**EXERCISE INPUTS:**
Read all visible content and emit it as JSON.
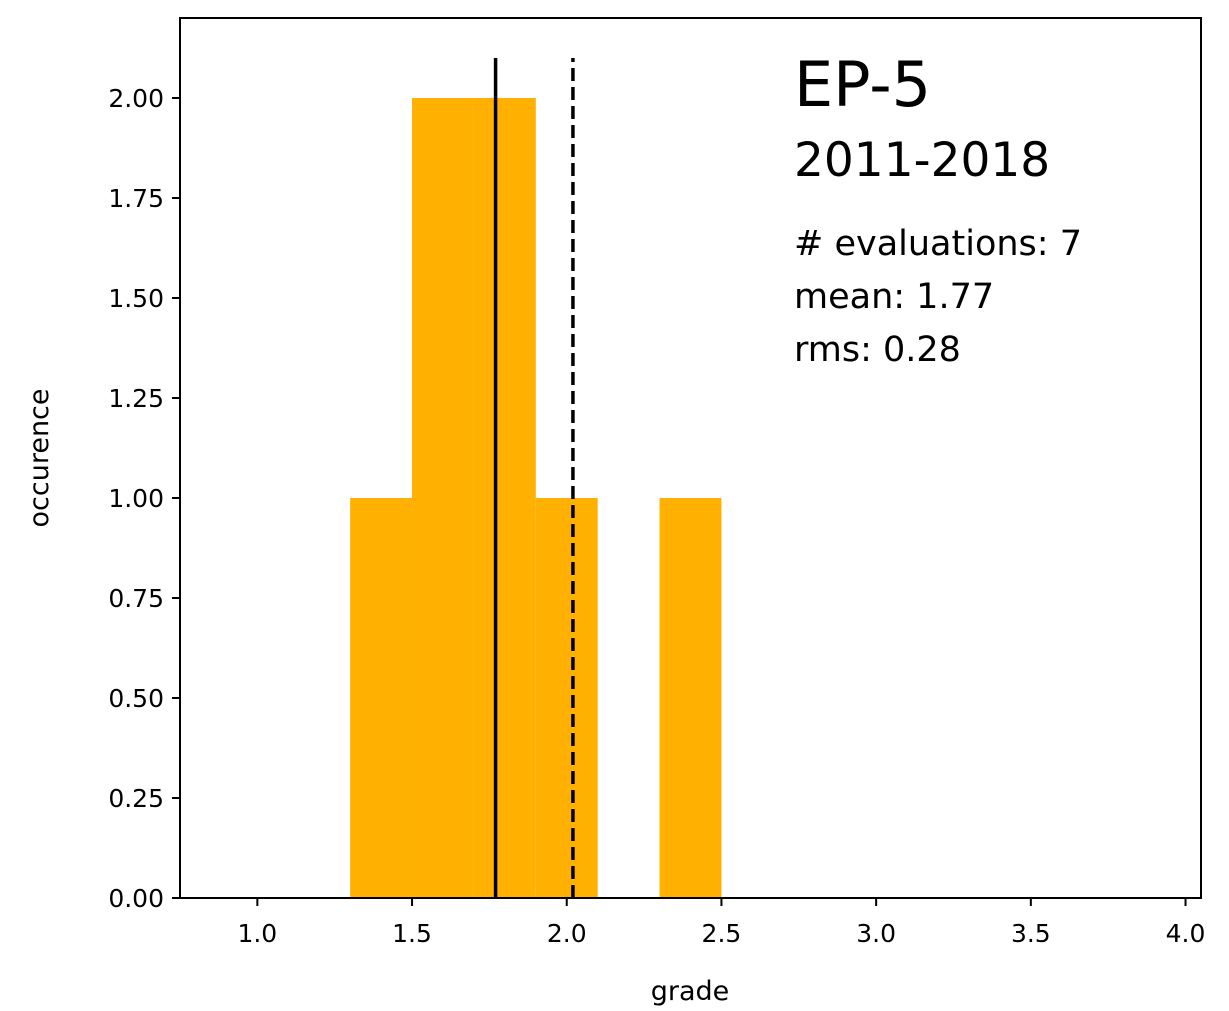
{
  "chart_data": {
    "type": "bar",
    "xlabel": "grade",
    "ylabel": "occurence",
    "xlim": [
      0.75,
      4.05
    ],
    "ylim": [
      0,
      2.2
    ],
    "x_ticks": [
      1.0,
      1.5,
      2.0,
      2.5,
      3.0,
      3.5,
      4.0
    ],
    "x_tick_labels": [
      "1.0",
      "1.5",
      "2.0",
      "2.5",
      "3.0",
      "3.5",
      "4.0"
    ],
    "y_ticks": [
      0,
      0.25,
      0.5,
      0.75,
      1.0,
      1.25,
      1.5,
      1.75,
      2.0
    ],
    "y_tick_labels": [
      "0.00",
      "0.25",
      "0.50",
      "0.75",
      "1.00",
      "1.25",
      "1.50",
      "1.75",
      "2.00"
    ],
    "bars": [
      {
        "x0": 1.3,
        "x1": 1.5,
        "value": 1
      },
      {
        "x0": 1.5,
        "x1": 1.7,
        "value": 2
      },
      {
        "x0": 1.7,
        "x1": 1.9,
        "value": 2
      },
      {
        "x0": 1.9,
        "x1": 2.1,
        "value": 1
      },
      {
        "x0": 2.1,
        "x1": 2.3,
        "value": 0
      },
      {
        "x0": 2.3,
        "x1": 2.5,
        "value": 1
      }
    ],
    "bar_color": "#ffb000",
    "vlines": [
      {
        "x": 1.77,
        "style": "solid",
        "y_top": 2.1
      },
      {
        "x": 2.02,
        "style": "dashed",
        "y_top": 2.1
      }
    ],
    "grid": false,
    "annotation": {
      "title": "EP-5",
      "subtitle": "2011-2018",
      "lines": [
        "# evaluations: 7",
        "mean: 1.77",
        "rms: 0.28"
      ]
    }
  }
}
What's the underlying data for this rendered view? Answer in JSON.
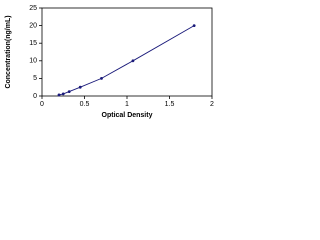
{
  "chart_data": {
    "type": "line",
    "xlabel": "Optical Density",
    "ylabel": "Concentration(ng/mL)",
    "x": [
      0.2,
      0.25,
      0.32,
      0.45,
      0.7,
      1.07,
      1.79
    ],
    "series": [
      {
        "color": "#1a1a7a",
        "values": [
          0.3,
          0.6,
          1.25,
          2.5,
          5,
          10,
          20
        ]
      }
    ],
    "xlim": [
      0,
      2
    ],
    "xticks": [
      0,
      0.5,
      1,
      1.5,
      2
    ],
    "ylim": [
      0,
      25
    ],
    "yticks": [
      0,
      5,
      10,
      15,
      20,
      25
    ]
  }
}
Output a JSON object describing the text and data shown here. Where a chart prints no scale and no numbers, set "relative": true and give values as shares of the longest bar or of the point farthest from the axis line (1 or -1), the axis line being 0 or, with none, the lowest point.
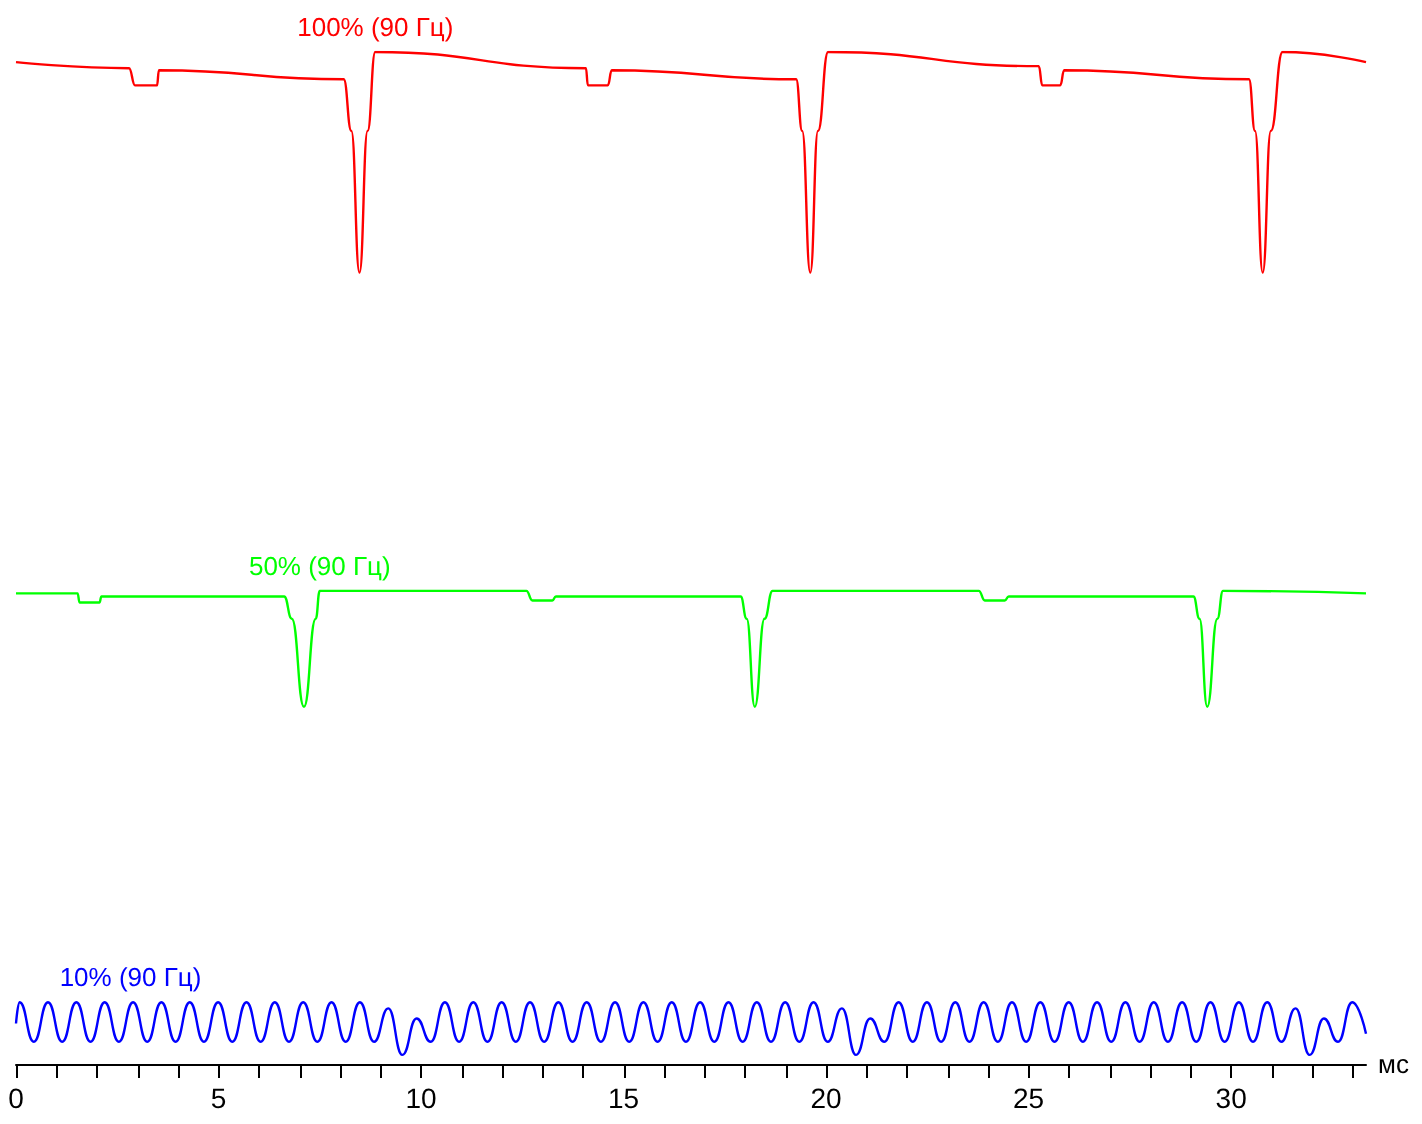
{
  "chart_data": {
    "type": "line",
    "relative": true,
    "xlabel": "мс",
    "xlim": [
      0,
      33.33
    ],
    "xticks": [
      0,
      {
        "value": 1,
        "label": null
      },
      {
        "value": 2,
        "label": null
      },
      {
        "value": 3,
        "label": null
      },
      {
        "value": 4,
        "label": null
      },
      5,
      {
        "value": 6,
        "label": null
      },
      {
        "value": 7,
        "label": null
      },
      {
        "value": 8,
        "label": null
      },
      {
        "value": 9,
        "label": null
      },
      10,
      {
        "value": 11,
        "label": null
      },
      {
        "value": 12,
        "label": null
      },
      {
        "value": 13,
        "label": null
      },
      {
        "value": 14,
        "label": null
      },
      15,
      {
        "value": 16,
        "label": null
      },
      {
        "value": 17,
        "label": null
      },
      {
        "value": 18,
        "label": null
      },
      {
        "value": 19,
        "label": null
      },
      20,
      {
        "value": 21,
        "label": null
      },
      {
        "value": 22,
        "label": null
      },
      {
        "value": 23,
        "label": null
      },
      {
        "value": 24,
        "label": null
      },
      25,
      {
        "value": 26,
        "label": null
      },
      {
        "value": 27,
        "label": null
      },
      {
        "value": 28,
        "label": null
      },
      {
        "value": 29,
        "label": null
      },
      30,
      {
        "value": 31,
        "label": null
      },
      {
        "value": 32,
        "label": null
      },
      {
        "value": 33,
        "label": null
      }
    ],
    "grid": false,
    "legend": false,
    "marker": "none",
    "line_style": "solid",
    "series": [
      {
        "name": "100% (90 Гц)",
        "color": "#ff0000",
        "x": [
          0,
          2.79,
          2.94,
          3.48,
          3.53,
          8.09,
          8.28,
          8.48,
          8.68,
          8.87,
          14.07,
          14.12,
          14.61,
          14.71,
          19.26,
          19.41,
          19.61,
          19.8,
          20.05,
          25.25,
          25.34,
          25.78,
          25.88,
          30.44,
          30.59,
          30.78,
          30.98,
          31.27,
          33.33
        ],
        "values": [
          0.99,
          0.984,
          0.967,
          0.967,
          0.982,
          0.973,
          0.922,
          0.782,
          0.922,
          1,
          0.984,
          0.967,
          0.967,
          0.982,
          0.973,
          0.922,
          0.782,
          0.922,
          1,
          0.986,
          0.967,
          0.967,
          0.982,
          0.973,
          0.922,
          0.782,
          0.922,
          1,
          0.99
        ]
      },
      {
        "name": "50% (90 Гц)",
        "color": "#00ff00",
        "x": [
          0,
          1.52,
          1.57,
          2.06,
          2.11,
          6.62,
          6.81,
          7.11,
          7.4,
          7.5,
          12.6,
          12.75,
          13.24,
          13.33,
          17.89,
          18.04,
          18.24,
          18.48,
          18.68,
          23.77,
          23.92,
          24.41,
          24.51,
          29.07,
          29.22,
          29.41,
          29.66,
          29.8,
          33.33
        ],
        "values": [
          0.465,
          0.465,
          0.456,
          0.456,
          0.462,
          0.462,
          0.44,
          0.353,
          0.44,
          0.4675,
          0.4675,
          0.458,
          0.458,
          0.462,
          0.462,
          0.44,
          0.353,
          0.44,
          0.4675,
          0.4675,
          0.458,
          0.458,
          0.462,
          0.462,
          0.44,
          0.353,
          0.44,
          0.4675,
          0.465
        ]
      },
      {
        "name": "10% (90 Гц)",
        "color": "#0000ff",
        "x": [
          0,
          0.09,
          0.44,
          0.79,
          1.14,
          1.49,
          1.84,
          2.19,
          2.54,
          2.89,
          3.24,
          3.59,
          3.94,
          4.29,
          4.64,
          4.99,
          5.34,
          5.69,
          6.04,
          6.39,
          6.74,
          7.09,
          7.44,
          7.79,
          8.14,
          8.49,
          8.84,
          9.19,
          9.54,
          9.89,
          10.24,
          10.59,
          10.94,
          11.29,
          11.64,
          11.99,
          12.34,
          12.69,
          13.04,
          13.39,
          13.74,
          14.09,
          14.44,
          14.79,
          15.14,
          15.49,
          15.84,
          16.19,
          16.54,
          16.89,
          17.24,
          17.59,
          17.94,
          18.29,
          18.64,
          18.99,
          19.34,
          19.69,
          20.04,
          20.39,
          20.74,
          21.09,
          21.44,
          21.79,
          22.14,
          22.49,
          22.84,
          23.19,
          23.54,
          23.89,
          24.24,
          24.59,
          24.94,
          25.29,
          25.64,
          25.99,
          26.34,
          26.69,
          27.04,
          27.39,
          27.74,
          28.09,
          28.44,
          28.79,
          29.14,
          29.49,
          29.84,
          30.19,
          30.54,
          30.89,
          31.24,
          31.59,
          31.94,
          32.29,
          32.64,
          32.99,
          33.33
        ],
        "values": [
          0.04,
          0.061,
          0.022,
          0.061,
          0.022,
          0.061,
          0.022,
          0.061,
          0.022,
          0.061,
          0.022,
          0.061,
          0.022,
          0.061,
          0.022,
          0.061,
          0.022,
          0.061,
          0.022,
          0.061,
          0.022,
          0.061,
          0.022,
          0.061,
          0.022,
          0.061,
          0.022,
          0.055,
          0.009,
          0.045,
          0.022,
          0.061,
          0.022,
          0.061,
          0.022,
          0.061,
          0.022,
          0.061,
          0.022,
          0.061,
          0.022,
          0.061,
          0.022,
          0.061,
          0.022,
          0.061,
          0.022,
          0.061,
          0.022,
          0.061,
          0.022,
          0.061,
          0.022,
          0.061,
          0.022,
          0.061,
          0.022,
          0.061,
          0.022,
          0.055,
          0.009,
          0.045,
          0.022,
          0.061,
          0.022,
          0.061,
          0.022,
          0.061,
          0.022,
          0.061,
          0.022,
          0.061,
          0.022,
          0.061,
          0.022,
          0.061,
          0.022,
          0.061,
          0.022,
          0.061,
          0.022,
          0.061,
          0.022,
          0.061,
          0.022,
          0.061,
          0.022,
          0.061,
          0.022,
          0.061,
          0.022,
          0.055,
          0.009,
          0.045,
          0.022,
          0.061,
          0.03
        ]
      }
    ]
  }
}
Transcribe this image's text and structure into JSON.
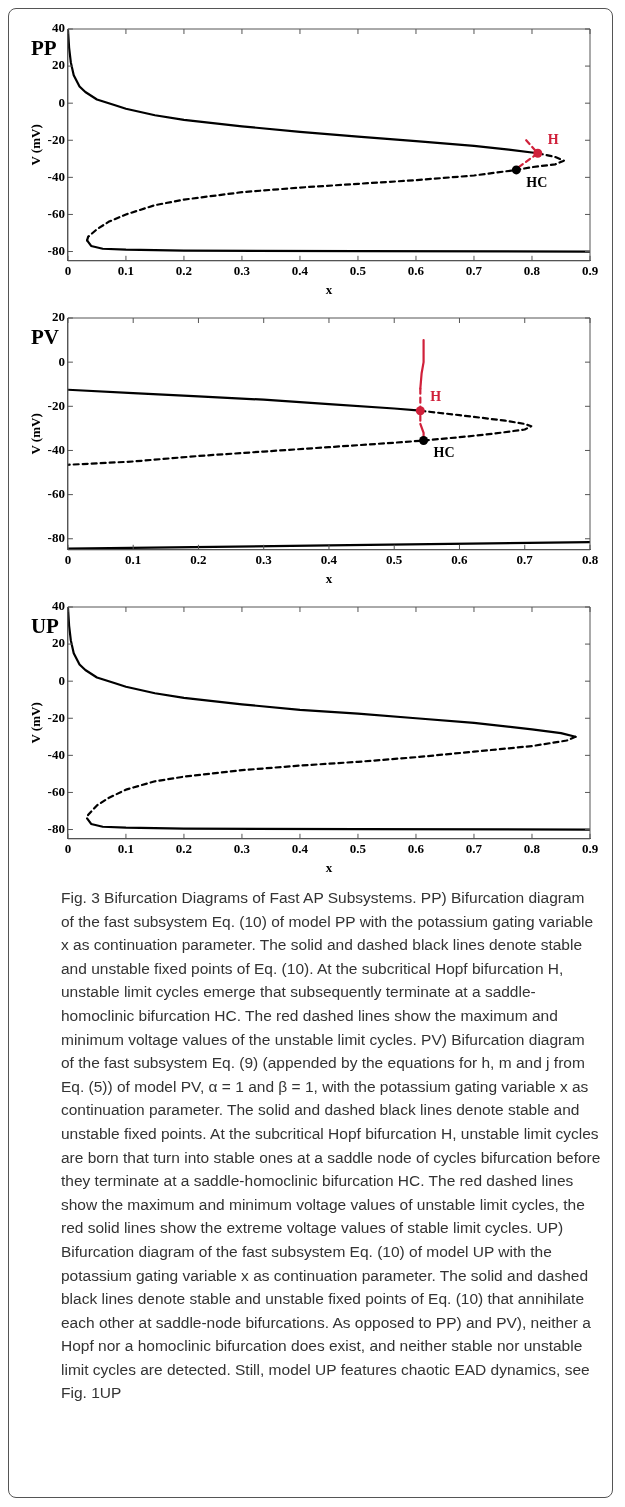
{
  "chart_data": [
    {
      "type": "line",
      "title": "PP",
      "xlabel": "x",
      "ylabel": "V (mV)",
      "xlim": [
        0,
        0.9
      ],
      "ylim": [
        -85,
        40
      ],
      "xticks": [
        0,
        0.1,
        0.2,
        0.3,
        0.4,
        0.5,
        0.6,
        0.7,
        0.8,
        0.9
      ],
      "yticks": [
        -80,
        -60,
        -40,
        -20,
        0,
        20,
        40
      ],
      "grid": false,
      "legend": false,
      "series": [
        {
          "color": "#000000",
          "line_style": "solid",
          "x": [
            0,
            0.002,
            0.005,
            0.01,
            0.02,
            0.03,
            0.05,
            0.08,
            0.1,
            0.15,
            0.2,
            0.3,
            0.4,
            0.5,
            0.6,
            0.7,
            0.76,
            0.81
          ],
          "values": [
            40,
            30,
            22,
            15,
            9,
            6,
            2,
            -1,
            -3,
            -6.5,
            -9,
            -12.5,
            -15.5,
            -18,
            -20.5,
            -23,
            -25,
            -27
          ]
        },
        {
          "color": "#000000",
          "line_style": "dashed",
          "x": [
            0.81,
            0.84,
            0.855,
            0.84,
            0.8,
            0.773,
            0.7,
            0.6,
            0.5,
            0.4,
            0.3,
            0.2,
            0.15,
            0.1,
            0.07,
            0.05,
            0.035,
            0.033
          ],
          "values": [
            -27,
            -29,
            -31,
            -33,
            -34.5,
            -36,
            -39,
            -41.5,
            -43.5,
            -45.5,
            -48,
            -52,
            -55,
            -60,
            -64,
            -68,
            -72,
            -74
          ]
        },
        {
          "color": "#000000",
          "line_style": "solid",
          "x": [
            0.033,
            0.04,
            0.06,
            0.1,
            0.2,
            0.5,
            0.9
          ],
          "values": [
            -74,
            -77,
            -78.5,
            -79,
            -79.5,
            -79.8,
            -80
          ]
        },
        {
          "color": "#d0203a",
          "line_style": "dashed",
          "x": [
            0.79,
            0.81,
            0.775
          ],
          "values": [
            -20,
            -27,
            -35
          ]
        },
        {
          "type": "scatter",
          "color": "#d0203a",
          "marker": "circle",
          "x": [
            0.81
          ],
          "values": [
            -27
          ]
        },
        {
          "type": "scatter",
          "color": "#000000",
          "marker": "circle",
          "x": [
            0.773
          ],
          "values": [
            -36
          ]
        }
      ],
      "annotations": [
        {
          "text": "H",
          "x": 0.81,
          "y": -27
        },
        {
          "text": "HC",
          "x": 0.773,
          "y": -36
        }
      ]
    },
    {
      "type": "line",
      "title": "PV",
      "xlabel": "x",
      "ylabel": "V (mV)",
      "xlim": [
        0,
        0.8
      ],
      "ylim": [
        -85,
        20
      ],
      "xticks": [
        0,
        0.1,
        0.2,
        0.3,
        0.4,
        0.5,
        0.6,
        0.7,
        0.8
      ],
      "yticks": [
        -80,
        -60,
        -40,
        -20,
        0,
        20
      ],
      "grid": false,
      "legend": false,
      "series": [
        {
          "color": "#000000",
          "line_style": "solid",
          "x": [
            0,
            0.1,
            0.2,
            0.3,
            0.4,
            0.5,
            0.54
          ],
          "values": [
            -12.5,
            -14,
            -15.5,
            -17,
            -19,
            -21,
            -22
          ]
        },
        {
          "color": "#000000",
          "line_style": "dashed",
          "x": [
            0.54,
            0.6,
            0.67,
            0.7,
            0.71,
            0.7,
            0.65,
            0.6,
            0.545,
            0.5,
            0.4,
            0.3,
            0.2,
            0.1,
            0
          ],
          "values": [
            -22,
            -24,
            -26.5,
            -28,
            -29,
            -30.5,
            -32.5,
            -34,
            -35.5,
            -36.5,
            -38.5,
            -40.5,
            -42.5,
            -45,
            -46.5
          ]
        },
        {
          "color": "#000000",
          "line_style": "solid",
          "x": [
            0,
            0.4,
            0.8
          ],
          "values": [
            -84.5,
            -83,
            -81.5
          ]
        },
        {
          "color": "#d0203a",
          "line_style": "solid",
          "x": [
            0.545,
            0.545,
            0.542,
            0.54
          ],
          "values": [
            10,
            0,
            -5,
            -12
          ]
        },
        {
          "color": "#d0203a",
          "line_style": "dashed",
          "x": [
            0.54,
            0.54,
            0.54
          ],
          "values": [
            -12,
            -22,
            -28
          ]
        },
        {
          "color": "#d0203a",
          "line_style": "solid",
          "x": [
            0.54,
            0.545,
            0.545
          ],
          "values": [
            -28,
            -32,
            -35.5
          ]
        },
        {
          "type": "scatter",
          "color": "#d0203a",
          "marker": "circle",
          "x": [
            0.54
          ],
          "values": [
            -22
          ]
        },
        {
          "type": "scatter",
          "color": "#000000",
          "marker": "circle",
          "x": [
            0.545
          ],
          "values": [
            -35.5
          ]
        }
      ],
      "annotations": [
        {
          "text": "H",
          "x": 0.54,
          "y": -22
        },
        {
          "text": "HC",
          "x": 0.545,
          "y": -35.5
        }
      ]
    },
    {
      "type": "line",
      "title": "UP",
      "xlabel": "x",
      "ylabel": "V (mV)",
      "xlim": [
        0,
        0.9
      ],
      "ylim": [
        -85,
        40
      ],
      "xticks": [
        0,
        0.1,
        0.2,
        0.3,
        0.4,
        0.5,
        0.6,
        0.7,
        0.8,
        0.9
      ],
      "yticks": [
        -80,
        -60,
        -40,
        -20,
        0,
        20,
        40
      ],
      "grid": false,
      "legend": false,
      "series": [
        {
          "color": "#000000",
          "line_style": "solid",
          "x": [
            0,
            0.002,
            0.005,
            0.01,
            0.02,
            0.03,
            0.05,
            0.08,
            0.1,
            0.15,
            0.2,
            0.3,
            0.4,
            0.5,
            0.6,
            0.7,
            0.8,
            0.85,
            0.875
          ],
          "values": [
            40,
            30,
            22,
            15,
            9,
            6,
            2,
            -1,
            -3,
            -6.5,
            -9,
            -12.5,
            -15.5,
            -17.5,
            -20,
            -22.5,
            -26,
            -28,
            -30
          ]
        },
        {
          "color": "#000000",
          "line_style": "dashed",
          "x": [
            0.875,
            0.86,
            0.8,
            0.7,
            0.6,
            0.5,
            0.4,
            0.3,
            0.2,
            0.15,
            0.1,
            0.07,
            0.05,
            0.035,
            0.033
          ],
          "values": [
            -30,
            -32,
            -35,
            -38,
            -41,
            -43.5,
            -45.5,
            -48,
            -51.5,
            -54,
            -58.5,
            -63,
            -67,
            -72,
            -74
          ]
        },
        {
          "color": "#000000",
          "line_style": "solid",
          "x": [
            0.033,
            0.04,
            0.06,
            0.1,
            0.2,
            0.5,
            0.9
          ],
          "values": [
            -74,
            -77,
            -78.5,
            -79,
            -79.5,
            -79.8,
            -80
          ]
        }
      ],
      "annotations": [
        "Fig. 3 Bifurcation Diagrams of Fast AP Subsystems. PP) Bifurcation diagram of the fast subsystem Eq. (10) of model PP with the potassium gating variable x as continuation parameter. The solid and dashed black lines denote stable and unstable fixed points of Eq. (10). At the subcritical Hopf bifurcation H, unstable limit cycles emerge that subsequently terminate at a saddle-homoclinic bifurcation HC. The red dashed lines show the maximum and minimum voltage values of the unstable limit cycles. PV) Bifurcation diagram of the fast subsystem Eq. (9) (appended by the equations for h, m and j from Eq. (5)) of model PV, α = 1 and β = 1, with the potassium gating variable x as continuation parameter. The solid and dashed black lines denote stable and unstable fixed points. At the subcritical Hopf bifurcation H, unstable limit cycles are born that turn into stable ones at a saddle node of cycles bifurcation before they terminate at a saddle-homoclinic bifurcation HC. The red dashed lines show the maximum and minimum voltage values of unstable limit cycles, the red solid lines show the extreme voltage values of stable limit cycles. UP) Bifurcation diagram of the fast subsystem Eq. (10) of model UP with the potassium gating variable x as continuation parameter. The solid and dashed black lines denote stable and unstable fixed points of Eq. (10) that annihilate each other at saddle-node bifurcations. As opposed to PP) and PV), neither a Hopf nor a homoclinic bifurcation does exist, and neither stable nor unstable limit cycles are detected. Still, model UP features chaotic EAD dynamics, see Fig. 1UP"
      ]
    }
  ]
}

**WRITTEN TASK:** Which lines contain "true"? Show each of them.

**EXPECTED ANSWER:**
Output a JSON object describing the text and data shown here. Where a chart prints no scale and no numbers, set "relative": true and give values as shares of the longest bar or of the point farthest from the axis line (1 or -1), the axis line being 0 or, with none, the lowest point.
    "relative": true,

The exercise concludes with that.